Your task is to copy every line of the records below that contains "آموزشی".

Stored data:
[START]

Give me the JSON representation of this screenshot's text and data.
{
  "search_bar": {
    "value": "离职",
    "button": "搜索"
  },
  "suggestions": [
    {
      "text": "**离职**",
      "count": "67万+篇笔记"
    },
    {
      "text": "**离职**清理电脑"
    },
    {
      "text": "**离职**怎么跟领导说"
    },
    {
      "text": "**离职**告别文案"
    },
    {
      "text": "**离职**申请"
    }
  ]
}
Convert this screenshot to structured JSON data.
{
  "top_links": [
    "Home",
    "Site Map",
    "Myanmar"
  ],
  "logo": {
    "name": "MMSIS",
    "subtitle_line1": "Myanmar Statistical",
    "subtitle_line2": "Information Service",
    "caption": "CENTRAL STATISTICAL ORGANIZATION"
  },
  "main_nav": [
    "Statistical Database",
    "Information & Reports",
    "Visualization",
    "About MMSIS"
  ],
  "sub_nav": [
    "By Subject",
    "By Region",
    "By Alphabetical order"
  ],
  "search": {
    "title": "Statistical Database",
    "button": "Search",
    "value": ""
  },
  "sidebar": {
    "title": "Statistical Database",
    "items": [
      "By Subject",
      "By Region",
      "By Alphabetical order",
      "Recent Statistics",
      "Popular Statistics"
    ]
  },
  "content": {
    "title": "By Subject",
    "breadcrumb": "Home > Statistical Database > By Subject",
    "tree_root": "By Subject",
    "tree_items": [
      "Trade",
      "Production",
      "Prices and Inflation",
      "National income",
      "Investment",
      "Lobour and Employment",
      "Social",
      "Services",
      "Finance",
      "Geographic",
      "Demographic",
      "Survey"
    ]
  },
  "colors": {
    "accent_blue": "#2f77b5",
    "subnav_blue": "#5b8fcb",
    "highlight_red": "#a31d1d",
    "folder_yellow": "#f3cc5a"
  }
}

[END]
[START]

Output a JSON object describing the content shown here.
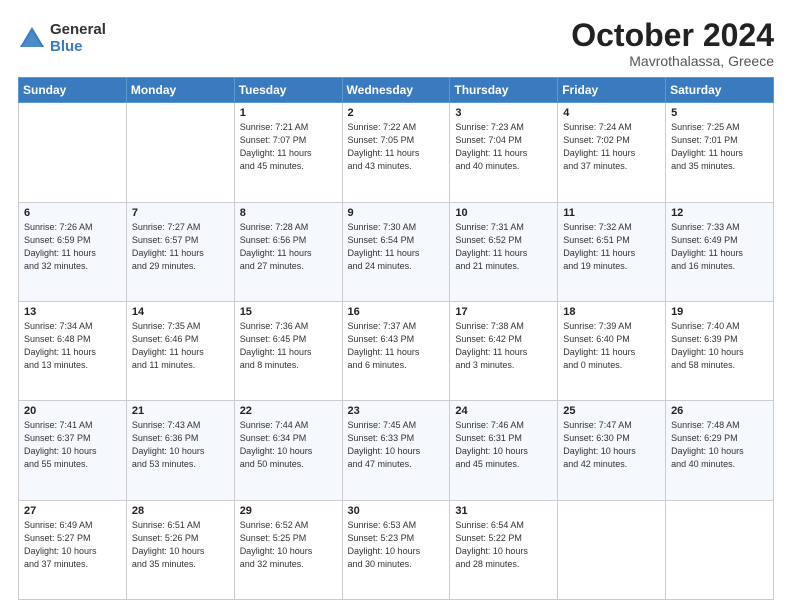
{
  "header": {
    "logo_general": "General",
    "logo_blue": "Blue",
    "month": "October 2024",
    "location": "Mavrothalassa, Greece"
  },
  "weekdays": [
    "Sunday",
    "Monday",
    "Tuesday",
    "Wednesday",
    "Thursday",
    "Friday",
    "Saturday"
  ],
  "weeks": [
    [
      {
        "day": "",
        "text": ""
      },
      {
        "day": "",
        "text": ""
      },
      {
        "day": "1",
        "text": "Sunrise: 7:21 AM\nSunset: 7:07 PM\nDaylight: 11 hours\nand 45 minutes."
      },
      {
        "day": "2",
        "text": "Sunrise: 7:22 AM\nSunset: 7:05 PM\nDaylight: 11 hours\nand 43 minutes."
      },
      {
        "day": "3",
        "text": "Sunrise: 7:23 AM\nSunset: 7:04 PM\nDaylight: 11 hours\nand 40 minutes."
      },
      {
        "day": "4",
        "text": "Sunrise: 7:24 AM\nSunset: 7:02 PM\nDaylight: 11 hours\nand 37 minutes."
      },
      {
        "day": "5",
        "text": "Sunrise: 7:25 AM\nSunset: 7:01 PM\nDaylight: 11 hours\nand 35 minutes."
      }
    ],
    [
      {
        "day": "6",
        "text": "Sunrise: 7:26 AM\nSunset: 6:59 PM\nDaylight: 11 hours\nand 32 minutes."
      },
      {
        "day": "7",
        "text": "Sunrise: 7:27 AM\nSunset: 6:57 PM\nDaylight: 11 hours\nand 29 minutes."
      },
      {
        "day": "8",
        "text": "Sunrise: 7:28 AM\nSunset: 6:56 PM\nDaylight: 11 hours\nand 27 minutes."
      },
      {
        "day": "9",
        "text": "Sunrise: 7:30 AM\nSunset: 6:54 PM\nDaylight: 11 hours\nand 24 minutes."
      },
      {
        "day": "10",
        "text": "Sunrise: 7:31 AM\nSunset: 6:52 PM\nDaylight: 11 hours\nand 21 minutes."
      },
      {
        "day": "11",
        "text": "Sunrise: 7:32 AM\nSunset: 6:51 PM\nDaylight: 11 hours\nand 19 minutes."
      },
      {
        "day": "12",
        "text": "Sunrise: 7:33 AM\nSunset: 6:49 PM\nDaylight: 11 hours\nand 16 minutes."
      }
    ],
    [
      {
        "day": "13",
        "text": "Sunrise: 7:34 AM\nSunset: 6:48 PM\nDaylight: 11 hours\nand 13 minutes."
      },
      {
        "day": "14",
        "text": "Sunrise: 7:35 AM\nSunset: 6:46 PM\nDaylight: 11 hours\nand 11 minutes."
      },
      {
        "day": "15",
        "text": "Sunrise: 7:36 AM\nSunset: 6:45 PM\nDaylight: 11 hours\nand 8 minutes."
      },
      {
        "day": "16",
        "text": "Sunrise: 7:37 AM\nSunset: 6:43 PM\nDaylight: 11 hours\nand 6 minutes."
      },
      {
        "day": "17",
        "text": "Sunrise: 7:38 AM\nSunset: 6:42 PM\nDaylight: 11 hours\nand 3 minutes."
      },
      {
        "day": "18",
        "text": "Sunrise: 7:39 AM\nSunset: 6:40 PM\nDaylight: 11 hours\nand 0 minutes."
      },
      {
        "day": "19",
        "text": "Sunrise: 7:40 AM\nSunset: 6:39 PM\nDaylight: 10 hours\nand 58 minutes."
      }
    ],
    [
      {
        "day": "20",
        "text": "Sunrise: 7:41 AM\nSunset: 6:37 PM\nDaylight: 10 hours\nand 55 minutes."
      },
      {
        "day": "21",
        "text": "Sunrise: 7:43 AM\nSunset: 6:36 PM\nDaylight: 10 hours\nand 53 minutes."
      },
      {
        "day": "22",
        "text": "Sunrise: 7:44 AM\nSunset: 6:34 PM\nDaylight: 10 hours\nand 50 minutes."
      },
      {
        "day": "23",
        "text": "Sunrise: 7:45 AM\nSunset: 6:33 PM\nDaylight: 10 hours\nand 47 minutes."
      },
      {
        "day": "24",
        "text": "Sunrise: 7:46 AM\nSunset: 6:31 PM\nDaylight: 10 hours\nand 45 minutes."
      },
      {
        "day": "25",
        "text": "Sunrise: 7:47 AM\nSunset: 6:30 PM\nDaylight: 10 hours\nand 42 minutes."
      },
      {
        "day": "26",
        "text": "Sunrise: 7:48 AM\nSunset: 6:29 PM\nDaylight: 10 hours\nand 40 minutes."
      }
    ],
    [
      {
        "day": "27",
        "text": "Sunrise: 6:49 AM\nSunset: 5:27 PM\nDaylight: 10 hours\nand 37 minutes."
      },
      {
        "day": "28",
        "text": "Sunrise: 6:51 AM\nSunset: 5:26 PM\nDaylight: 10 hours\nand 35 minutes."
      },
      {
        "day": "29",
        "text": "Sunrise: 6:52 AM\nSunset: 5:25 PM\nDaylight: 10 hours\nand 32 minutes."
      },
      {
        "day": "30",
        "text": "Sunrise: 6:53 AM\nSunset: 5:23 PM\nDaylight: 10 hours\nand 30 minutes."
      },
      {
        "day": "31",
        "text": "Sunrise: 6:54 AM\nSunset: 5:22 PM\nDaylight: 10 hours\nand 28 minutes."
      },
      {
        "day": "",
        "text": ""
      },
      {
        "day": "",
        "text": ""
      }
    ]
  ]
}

[END]
[START]

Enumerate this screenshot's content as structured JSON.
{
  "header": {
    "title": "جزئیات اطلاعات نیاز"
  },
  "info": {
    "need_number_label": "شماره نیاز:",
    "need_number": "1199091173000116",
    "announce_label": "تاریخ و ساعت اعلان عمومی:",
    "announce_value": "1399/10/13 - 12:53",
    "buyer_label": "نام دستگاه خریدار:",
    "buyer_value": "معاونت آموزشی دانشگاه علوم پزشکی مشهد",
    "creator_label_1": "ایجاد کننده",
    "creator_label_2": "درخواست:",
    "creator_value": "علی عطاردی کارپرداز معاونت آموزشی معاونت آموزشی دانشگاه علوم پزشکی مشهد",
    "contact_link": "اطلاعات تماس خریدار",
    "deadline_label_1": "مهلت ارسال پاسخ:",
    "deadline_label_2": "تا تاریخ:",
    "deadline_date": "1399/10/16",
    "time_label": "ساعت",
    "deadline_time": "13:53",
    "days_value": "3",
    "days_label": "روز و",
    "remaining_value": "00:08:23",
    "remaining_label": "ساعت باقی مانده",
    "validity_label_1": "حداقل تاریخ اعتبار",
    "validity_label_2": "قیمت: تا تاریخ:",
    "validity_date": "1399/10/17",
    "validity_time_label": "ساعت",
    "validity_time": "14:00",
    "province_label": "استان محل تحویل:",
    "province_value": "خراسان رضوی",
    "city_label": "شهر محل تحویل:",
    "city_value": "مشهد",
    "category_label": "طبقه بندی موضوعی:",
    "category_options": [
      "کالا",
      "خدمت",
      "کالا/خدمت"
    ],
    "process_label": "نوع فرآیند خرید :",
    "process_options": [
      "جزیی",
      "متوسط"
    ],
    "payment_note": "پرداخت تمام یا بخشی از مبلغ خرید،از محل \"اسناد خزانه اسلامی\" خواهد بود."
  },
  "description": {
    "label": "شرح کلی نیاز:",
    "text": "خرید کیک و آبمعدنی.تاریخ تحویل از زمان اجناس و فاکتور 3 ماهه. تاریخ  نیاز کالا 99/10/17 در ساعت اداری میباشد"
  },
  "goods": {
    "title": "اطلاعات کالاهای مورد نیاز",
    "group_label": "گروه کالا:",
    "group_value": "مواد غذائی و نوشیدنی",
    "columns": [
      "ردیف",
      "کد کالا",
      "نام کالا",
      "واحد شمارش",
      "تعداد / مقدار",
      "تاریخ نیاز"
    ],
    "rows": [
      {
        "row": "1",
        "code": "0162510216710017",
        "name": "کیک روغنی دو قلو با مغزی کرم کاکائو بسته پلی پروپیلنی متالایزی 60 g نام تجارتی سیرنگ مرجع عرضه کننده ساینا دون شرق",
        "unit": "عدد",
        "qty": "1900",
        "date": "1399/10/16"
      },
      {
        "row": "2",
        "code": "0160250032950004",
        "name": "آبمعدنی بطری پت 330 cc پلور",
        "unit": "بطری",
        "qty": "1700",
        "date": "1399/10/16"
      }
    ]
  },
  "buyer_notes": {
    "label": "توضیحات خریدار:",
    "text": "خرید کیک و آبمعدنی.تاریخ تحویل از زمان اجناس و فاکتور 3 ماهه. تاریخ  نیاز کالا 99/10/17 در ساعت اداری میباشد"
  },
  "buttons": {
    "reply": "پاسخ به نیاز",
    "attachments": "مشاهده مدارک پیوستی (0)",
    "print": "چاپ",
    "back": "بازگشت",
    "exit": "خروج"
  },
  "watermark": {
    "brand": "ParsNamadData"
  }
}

[END]

(Expected answer):
    "buyer_value": "معاونت آموزشی دانشگاه علوم پزشکی مشهد",
    "creator_value": "علی عطاردی کارپرداز معاونت آموزشی معاونت آموزشی دانشگاه علوم پزشکی مشهد",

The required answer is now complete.